## WHAT IS NEEDED
Word for word, print each line of the listing below; pictures stay out.

## INPUT RECORDS
((
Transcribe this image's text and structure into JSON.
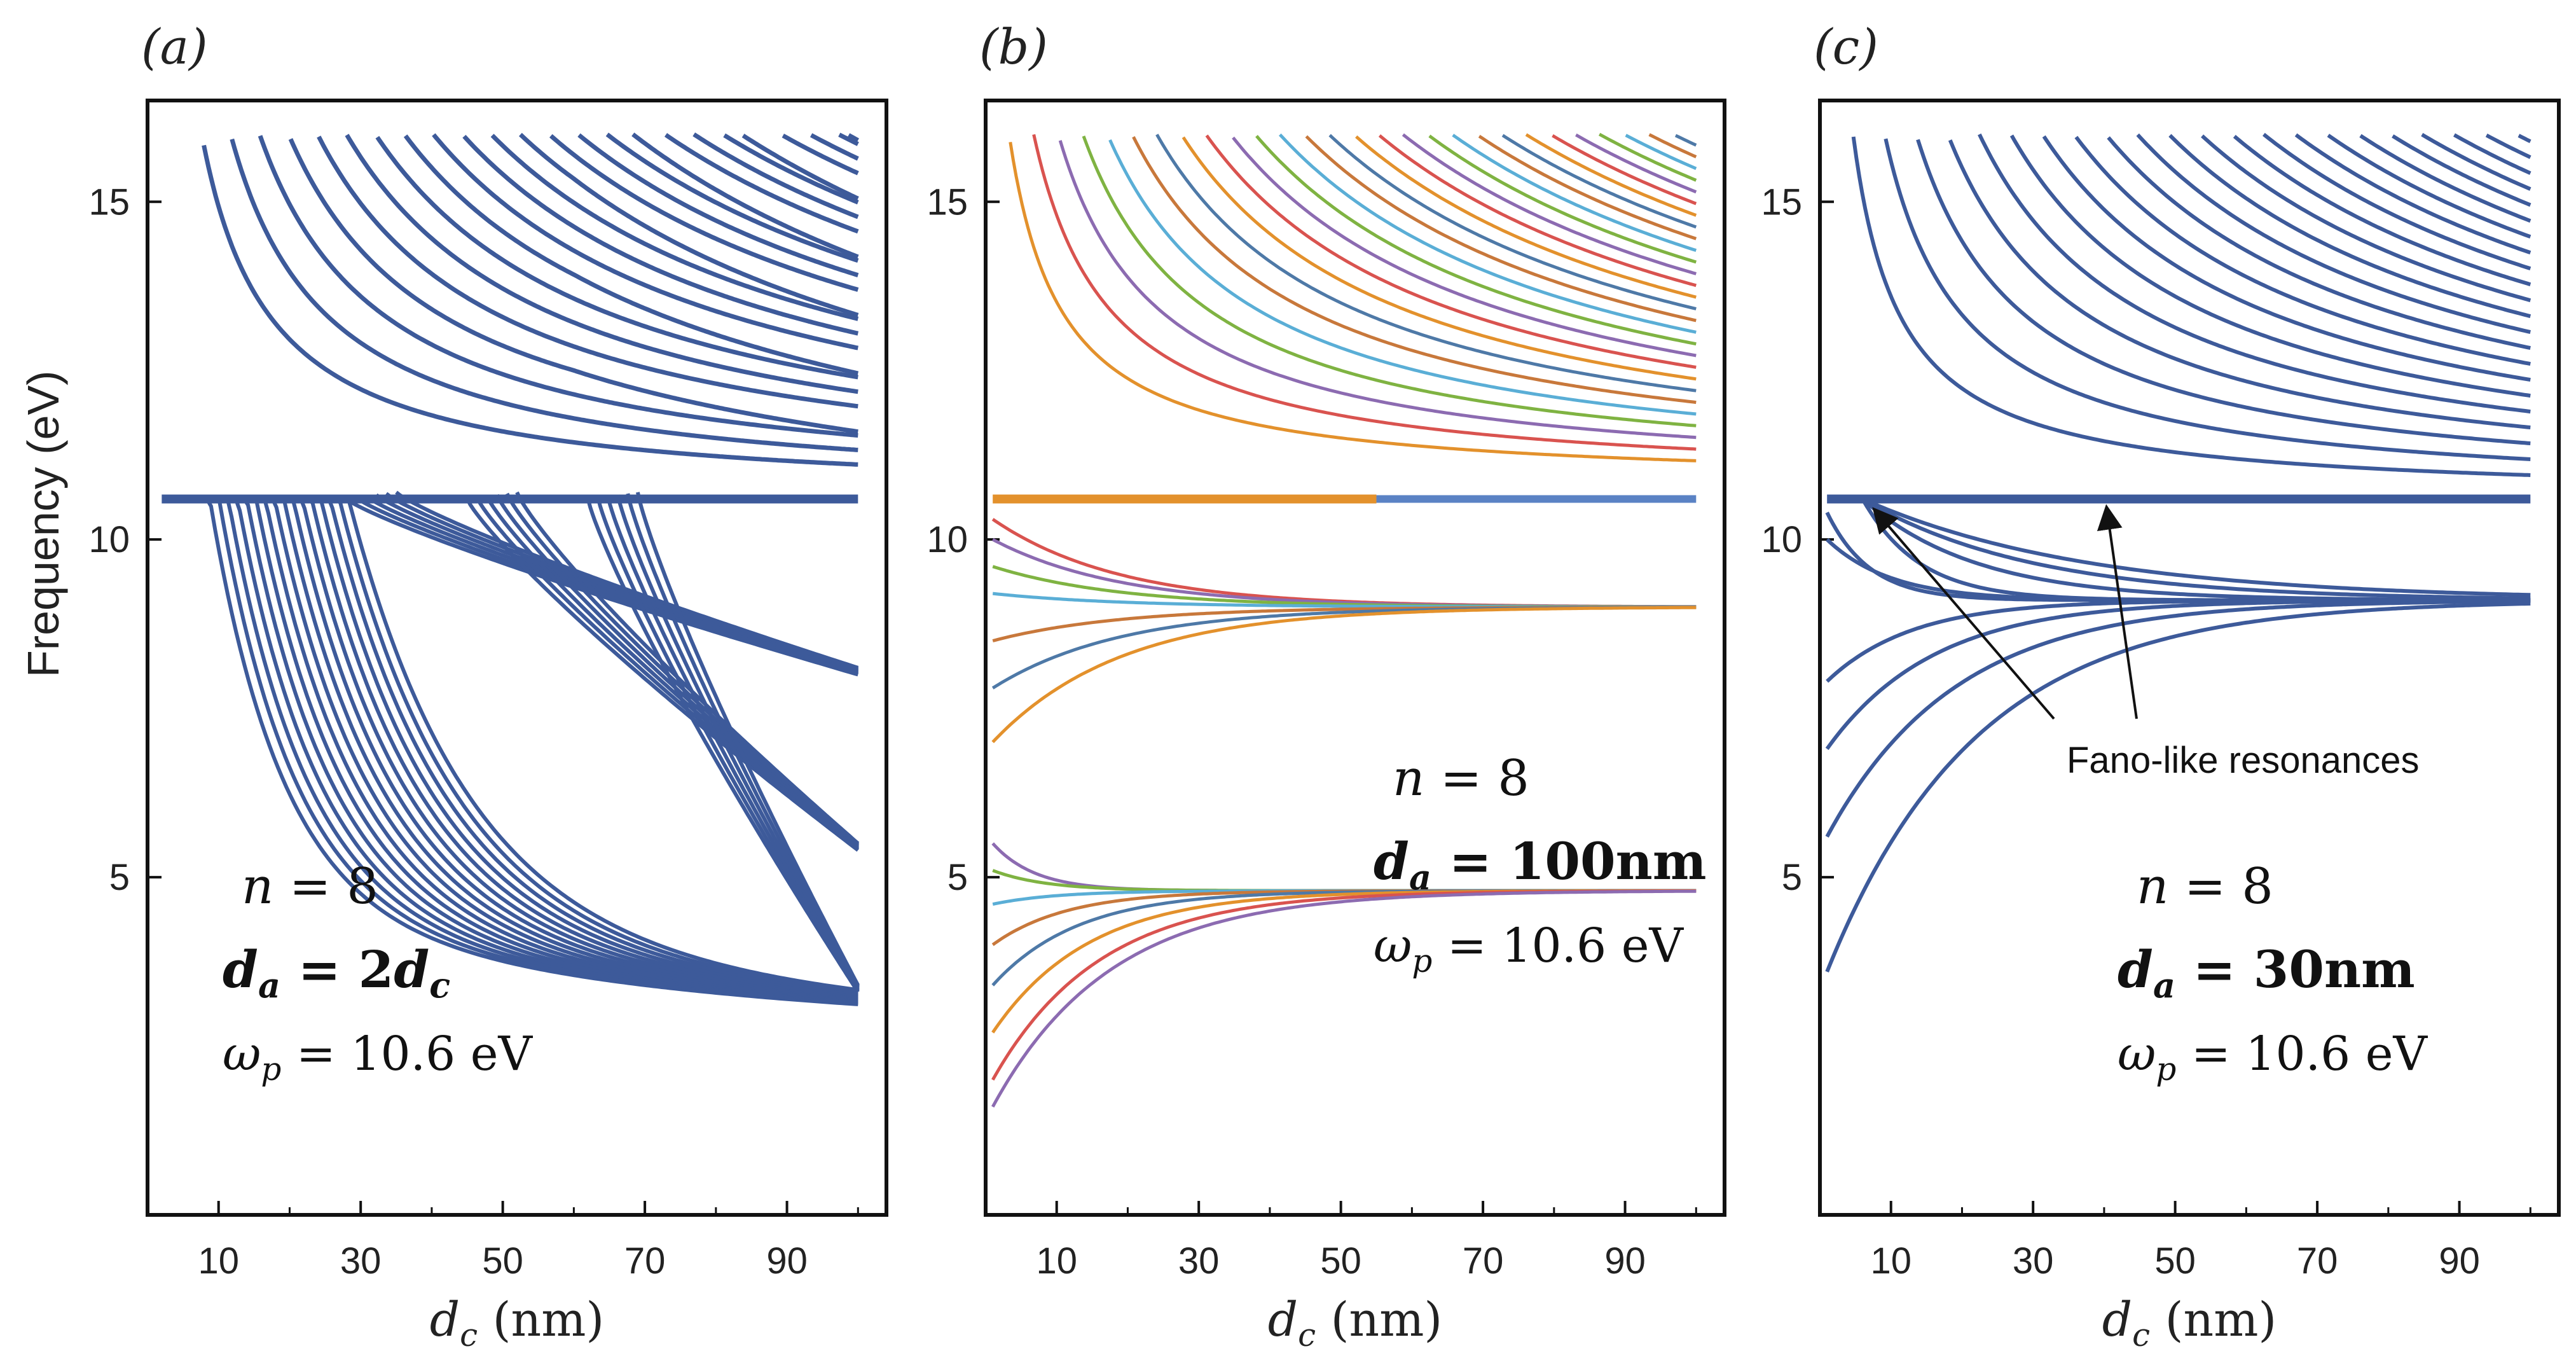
{
  "figure": {
    "description_free": true,
    "omega_p": 10.6
  },
  "chart_data": [
    {
      "id": "a",
      "type": "line",
      "panel_label": "(a)",
      "xlabel_var": "d",
      "xlabel_sub": "c",
      "xlabel_unit": "(nm)",
      "ylabel": "Frequency (eV)",
      "xlim": [
        0,
        104
      ],
      "ylim": [
        0,
        16.5
      ],
      "xticks": [
        "10",
        "30",
        "50",
        "70",
        "90"
      ],
      "xtick_values": [
        10,
        30,
        50,
        70,
        90
      ],
      "yticks": [
        "5",
        "10",
        "15"
      ],
      "ytick_values": [
        5,
        10,
        15
      ],
      "line_color": "#3d5a9a",
      "series_mode": "single-color",
      "plasma_line": 10.6,
      "annotation_n": "n = 8",
      "annotation_n_var": "n",
      "annotation_n_val": "= 8",
      "annotation_da_var": "d",
      "annotation_da_sub": "a",
      "annotation_da_eq": "= 2",
      "annotation_da_rhs_var": "d",
      "annotation_da_rhs_sub": "c",
      "annotation_wp_var": "ω",
      "annotation_wp_sub": "p",
      "annotation_wp_val": "= 10.6 eV",
      "upper_branch_count": 52,
      "lower_branch_count": 16
    },
    {
      "id": "b",
      "type": "line",
      "panel_label": "(b)",
      "xlabel_var": "d",
      "xlabel_sub": "c",
      "xlabel_unit": "(nm)",
      "xlim": [
        0,
        104
      ],
      "ylim": [
        0,
        16.5
      ],
      "xticks": [
        "10",
        "30",
        "50",
        "70",
        "90"
      ],
      "xtick_values": [
        10,
        30,
        50,
        70,
        90
      ],
      "yticks": [
        "5",
        "10",
        "15"
      ],
      "ytick_values": [
        5,
        10,
        15
      ],
      "palette": [
        "#4e79a7",
        "#e3912c",
        "#d9534f",
        "#8c6bb1",
        "#7fb342",
        "#5aaed6",
        "#c8783b"
      ],
      "plasma_line": 10.6,
      "annotation_n": "n = 8",
      "annotation_n_var": "n",
      "annotation_n_val": "= 8",
      "annotation_da_var": "d",
      "annotation_da_sub": "a",
      "annotation_da_eq": "= 100nm",
      "annotation_wp_var": "ω",
      "annotation_wp_sub": "p",
      "annotation_wp_val": "= 10.6 eV",
      "asymptote_upper": 9.0,
      "asymptote_lower": 4.8,
      "upper_branch_count": 34
    },
    {
      "id": "c",
      "type": "line",
      "panel_label": "(c)",
      "xlabel_var": "d",
      "xlabel_sub": "c",
      "xlabel_unit": "(nm)",
      "xlim": [
        0,
        104
      ],
      "ylim": [
        0,
        16.5
      ],
      "xticks": [
        "10",
        "30",
        "50",
        "70",
        "90"
      ],
      "xtick_values": [
        10,
        30,
        50,
        70,
        90
      ],
      "yticks": [
        "5",
        "10",
        "15"
      ],
      "ytick_values": [
        5,
        10,
        15
      ],
      "line_color": "#3d5a9a",
      "plasma_line": 10.6,
      "asymptote": 9.1,
      "annotation_fano": "Fano-like resonances",
      "annotation_n": "n = 8",
      "annotation_n_var": "n",
      "annotation_n_val": "= 8",
      "annotation_da_var": "d",
      "annotation_da_sub": "a",
      "annotation_da_eq": "= 30nm",
      "annotation_wp_var": "ω",
      "annotation_wp_sub": "p",
      "annotation_wp_val": "= 10.6 eV",
      "fano_arrow_targets_x": [
        8,
        40
      ],
      "upper_branch_count": 22
    }
  ]
}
))
## THE RESULT
Transcribe this image's text and structure into JSON.
{
  "figure": {
    "description_free": true,
    "omega_p": 10.6
  },
  "chart_data": [
    {
      "id": "a",
      "type": "line",
      "panel_label": "(a)",
      "xlabel_var": "d",
      "xlabel_sub": "c",
      "xlabel_unit": "(nm)",
      "ylabel": "Frequency (eV)",
      "xlim": [
        0,
        104
      ],
      "ylim": [
        0,
        16.5
      ],
      "xticks": [
        "10",
        "30",
        "50",
        "70",
        "90"
      ],
      "xtick_values": [
        10,
        30,
        50,
        70,
        90
      ],
      "yticks": [
        "5",
        "10",
        "15"
      ],
      "ytick_values": [
        5,
        10,
        15
      ],
      "line_color": "#3d5a9a",
      "series_mode": "single-color",
      "plasma_line": 10.6,
      "annotation_n": "n = 8",
      "annotation_n_var": "n",
      "annotation_n_val": "= 8",
      "annotation_da_var": "d",
      "annotation_da_sub": "a",
      "annotation_da_eq": "= 2",
      "annotation_da_rhs_var": "d",
      "annotation_da_rhs_sub": "c",
      "annotation_wp_var": "ω",
      "annotation_wp_sub": "p",
      "annotation_wp_val": "= 10.6 eV",
      "upper_branch_count": 52,
      "lower_branch_count": 16
    },
    {
      "id": "b",
      "type": "line",
      "panel_label": "(b)",
      "xlabel_var": "d",
      "xlabel_sub": "c",
      "xlabel_unit": "(nm)",
      "xlim": [
        0,
        104
      ],
      "ylim": [
        0,
        16.5
      ],
      "xticks": [
        "10",
        "30",
        "50",
        "70",
        "90"
      ],
      "xtick_values": [
        10,
        30,
        50,
        70,
        90
      ],
      "yticks": [
        "5",
        "10",
        "15"
      ],
      "ytick_values": [
        5,
        10,
        15
      ],
      "palette": [
        "#4e79a7",
        "#e3912c",
        "#d9534f",
        "#8c6bb1",
        "#7fb342",
        "#5aaed6",
        "#c8783b"
      ],
      "plasma_line": 10.6,
      "annotation_n": "n = 8",
      "annotation_n_var": "n",
      "annotation_n_val": "= 8",
      "annotation_da_var": "d",
      "annotation_da_sub": "a",
      "annotation_da_eq": "= 100nm",
      "annotation_wp_var": "ω",
      "annotation_wp_sub": "p",
      "annotation_wp_val": "= 10.6 eV",
      "asymptote_upper": 9.0,
      "asymptote_lower": 4.8,
      "upper_branch_count": 34
    },
    {
      "id": "c",
      "type": "line",
      "panel_label": "(c)",
      "xlabel_var": "d",
      "xlabel_sub": "c",
      "xlabel_unit": "(nm)",
      "xlim": [
        0,
        104
      ],
      "ylim": [
        0,
        16.5
      ],
      "xticks": [
        "10",
        "30",
        "50",
        "70",
        "90"
      ],
      "xtick_values": [
        10,
        30,
        50,
        70,
        90
      ],
      "yticks": [
        "5",
        "10",
        "15"
      ],
      "ytick_values": [
        5,
        10,
        15
      ],
      "line_color": "#3d5a9a",
      "plasma_line": 10.6,
      "asymptote": 9.1,
      "annotation_fano": "Fano-like resonances",
      "annotation_n": "n = 8",
      "annotation_n_var": "n",
      "annotation_n_val": "= 8",
      "annotation_da_var": "d",
      "annotation_da_sub": "a",
      "annotation_da_eq": "= 30nm",
      "annotation_wp_var": "ω",
      "annotation_wp_sub": "p",
      "annotation_wp_val": "= 10.6 eV",
      "fano_arrow_targets_x": [
        8,
        40
      ],
      "upper_branch_count": 22
    }
  ]
}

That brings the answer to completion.